▸ Task instructions
Transcribe each line exactly.

▸ Exercise data
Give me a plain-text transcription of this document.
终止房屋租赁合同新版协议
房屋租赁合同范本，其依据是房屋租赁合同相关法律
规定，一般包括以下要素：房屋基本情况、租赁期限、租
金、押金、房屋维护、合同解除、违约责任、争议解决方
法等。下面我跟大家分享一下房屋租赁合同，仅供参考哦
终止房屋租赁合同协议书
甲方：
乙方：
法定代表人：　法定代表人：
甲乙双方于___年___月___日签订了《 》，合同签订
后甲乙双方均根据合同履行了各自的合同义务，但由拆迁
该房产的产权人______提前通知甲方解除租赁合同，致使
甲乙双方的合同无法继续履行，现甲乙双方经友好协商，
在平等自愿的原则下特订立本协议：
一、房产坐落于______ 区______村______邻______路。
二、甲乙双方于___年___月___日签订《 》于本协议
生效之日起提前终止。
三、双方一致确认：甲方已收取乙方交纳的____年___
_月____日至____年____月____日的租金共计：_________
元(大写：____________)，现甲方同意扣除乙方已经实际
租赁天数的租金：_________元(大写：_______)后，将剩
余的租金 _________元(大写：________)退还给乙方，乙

▸ Written answer
Give me a plain-text transcription of this document.
终止房屋租赁合同新版协议
房屋租赁合同范本，其依据是房屋租赁合同相关法律
规定，一般包括以下要素：房屋基本情况、租赁期限、租
金、押金、房屋维护、合同解除、违约责任、争议解决方
法等。下面我跟大家分享一下房屋租赁合同，仅供参考哦
终止房屋租赁合同协议书
甲方：
乙方：
法定代表人：　法定代表人：
甲乙双方于___年___月___日签订了《 》，合同签订
后甲乙双方均根据合同履行了各自的合同义务，但由拆迁
该房产的产权人______提前通知甲方解除租赁合同，致使
甲乙双方的合同无法继续履行，现甲乙双方经友好协商，
在平等自愿的原则下特订立本协议：
一、房产坐落于______ 区______村______邻______路。
二、甲乙双方于___年___月___日签订《 》于本协议
生效之日起提前终止。
三、双方一致确认：甲方已收取乙方交纳的____年___
_月____日至____年____月____日的租金共计：_________
元(大写：____________)，现甲方同意扣除乙方已经实际
租赁天数的租金：_________元(大写：_______)后，将剩
余的租金 _________元(大写：________)退还给乙方，乙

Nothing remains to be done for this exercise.